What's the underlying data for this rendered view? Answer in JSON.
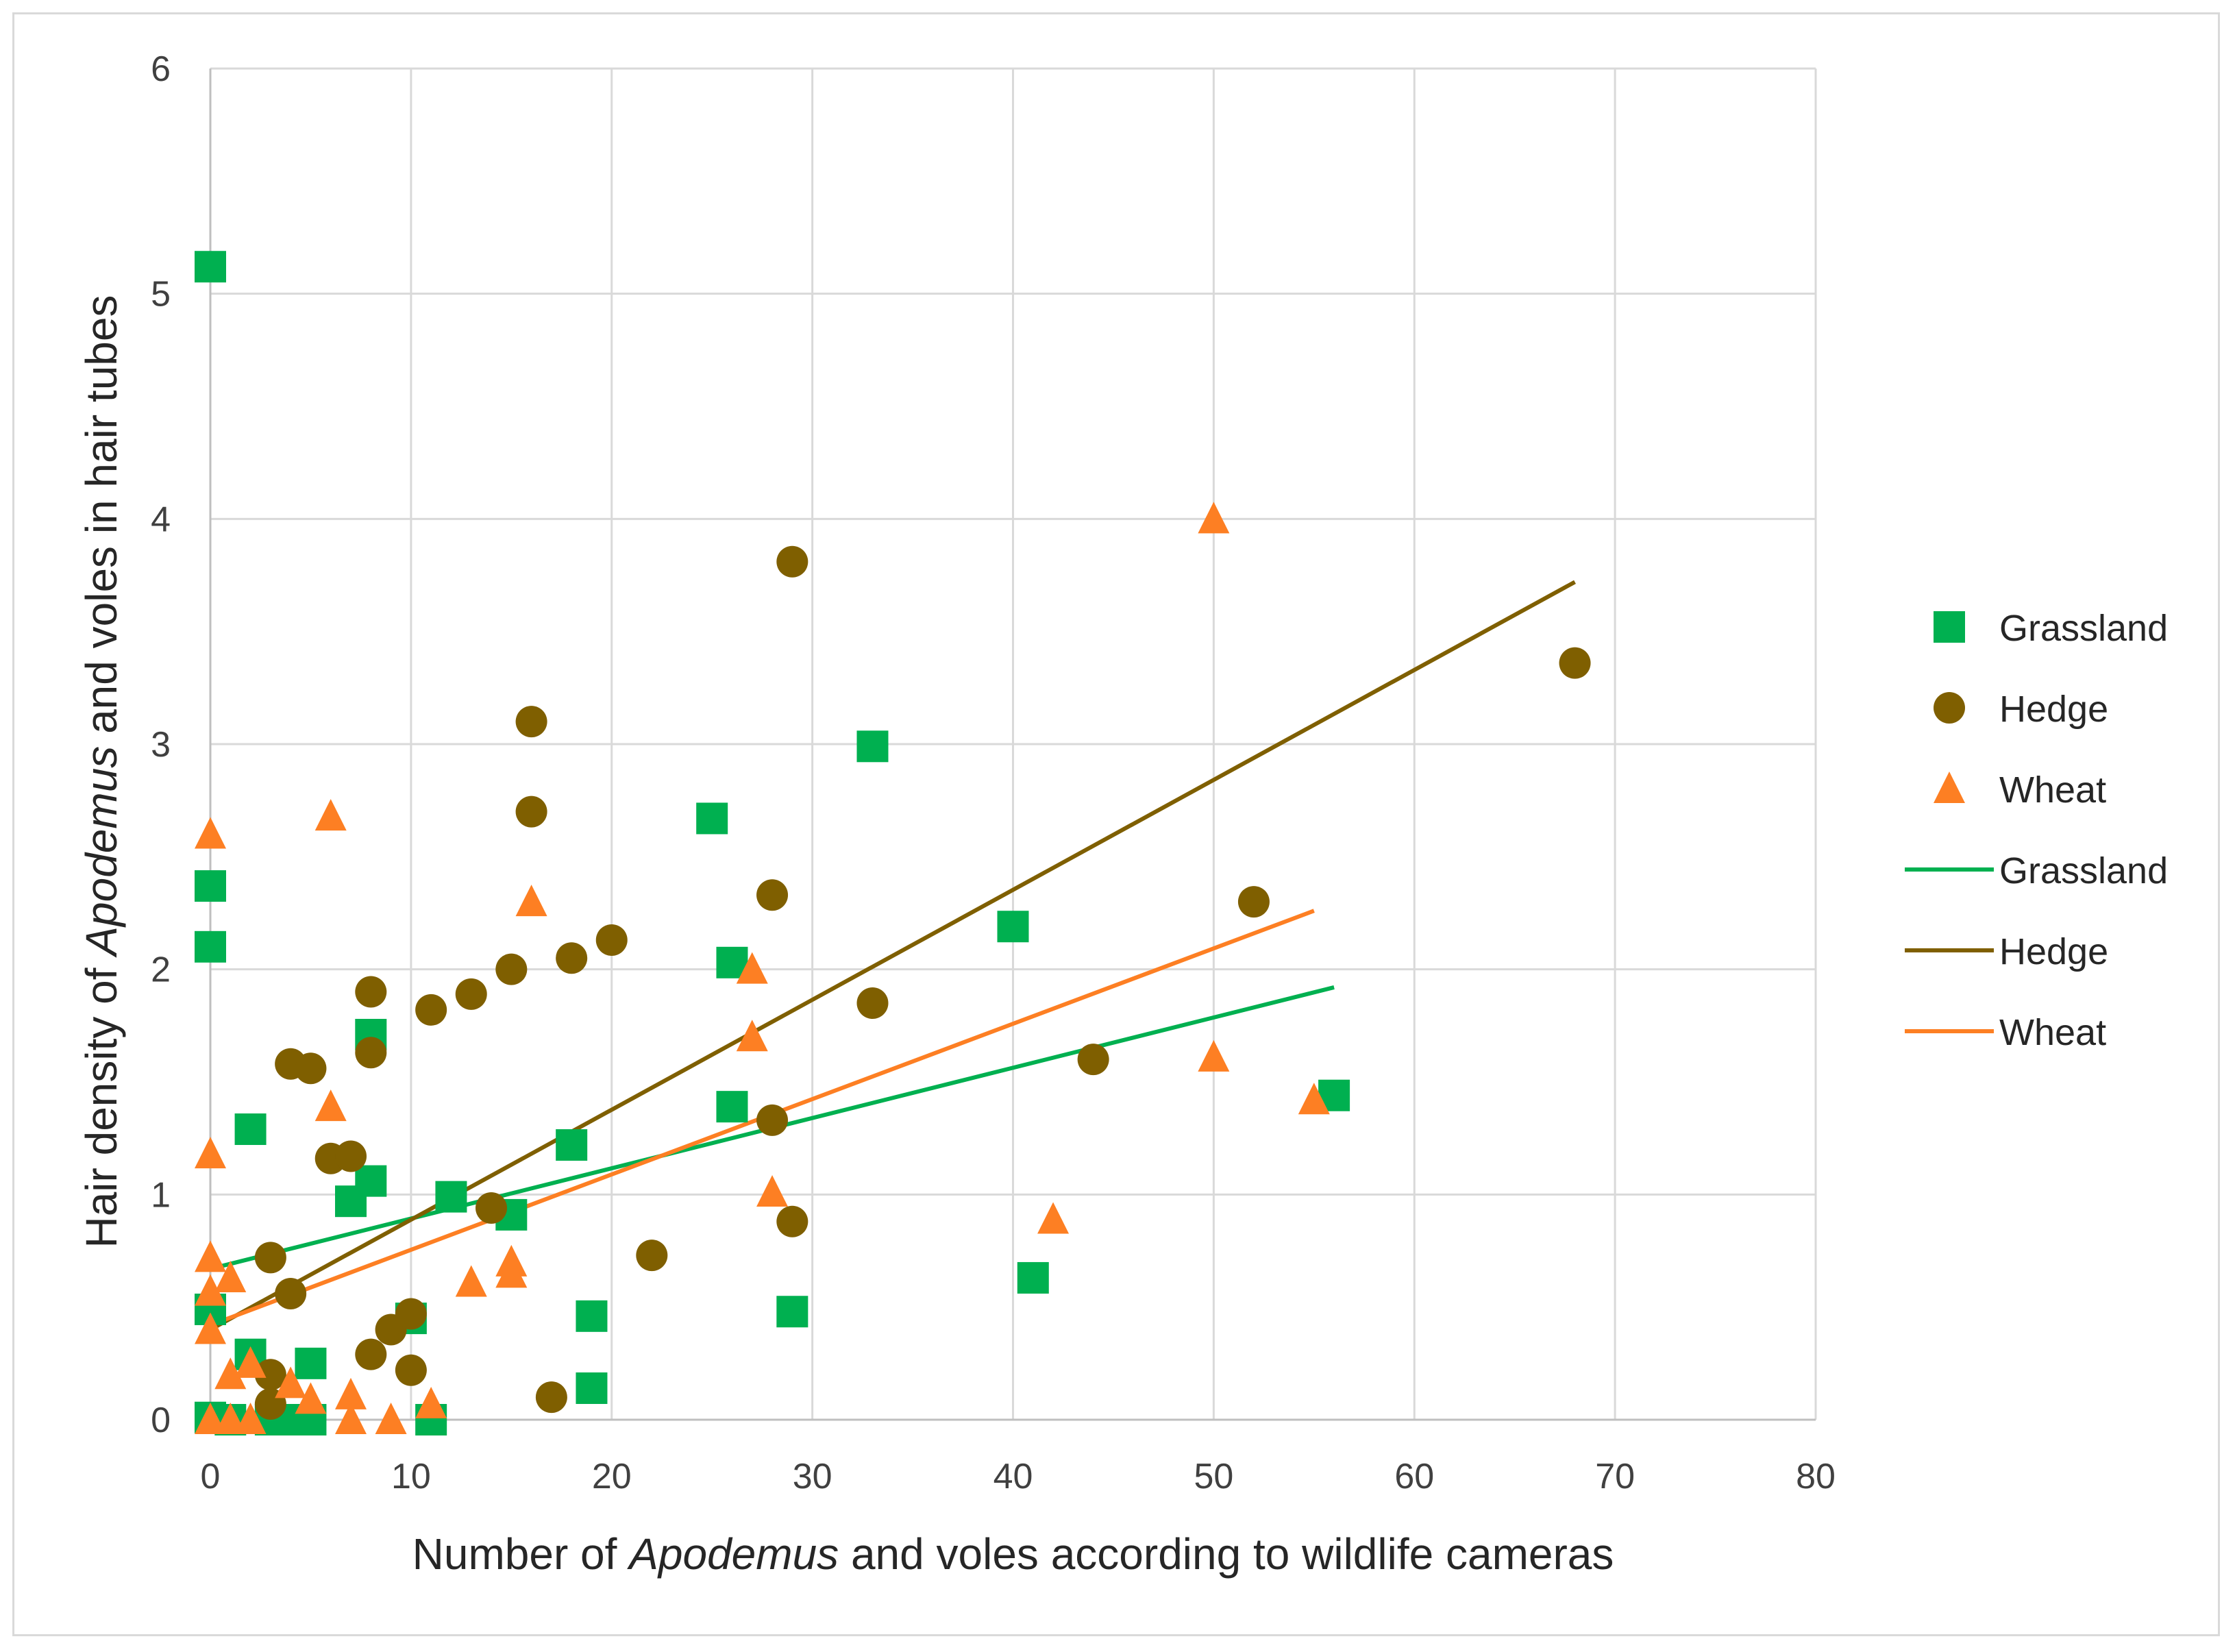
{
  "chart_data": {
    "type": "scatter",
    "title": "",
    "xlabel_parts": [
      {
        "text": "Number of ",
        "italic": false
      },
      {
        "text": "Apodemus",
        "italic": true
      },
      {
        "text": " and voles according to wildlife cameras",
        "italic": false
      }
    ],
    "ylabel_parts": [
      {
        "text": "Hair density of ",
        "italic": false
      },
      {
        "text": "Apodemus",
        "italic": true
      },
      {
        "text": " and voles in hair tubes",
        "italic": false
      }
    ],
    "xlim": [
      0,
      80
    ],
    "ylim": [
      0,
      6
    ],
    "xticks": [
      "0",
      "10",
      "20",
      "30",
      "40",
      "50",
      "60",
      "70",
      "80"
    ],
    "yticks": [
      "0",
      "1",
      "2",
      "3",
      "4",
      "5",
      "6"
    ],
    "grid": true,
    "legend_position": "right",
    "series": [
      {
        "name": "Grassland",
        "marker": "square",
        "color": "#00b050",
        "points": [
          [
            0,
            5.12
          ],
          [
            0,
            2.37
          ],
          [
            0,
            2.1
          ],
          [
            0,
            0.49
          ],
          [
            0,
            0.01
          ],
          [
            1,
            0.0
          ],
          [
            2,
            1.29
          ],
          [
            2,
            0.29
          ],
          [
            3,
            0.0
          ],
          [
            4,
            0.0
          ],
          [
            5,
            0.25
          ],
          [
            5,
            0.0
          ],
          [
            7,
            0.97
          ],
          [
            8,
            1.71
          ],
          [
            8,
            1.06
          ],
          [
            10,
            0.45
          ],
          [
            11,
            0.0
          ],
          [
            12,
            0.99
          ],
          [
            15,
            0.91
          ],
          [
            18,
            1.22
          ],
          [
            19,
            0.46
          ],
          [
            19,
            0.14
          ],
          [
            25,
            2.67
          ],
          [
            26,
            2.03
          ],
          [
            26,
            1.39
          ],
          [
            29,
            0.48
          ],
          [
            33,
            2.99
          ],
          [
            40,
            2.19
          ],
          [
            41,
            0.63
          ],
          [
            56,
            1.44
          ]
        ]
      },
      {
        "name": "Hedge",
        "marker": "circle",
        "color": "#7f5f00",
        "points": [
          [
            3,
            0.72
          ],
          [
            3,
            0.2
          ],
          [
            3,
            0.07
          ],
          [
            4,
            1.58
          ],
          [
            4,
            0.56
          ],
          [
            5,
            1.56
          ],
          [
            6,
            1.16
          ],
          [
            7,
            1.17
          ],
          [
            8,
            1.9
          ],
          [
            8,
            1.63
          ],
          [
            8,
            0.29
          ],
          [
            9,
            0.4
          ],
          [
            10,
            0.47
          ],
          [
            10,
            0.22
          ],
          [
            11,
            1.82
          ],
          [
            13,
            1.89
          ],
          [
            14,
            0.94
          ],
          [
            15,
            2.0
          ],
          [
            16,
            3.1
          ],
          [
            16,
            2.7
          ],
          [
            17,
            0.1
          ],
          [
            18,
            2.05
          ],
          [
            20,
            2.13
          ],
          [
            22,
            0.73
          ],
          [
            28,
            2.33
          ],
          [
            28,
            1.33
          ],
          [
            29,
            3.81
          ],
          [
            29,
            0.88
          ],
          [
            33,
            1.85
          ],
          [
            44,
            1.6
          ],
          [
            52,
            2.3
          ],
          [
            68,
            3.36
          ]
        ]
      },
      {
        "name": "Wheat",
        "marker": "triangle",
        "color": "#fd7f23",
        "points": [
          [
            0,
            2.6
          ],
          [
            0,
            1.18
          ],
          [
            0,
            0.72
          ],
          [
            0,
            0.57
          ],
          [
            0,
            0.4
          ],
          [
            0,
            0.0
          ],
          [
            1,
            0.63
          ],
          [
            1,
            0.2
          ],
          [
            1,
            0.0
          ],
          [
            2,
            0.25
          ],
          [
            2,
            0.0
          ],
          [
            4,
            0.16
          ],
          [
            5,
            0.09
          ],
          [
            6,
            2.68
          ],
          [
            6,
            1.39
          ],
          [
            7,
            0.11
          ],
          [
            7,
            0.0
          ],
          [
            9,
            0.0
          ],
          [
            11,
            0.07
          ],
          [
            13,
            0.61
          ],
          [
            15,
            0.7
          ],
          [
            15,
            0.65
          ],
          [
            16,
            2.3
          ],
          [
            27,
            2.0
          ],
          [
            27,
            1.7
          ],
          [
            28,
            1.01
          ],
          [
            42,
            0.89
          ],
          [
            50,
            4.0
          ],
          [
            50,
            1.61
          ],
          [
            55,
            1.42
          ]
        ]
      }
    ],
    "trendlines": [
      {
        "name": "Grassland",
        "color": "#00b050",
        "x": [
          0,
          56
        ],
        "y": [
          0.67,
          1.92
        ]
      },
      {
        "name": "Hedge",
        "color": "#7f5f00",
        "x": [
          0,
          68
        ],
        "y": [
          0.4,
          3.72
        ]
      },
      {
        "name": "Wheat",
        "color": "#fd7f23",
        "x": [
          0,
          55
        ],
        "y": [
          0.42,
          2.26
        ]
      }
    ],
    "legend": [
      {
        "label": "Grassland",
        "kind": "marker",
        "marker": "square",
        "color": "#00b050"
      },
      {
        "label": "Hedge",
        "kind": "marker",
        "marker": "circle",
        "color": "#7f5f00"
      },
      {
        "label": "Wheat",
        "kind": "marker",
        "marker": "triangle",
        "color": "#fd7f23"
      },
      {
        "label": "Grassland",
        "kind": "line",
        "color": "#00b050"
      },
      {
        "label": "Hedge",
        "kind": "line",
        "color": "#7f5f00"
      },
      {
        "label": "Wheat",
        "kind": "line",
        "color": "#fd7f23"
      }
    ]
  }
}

::::

Review the material and copy each line in which the word "voles" appears.

        "text": " and voles according to wildlife cameras",
        "text": " and voles in hair tubes",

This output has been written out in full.